(Records that describe figures)
• • •

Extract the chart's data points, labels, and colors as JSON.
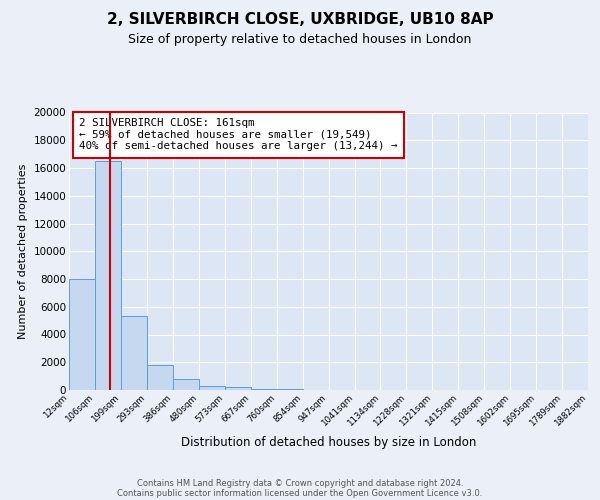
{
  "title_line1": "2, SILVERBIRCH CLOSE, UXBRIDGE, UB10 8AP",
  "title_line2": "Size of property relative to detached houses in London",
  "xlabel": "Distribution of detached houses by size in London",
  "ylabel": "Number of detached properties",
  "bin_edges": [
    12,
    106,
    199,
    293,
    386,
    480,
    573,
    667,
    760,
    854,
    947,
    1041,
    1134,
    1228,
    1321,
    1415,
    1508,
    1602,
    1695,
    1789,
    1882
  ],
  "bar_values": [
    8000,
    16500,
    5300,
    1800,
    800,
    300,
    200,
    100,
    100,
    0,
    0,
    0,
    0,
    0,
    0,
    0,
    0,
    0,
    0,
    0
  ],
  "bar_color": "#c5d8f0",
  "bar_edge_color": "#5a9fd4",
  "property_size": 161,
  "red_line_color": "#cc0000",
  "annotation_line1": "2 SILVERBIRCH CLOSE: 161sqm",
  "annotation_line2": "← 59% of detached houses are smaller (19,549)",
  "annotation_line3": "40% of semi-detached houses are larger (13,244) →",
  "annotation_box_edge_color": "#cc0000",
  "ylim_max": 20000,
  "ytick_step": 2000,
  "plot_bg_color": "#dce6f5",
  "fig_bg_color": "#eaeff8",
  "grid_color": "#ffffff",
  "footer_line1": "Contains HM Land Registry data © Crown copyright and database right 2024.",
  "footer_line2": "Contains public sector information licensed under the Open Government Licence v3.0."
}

• • •

AIM
In the listing, find all lines with the string "data" and copy them.

THE RESULT
Extract the chart's data points, labels, and colors as JSON.
  "footer_line1": "Contains HM Land Registry data © Crown copyright and database right 2024.",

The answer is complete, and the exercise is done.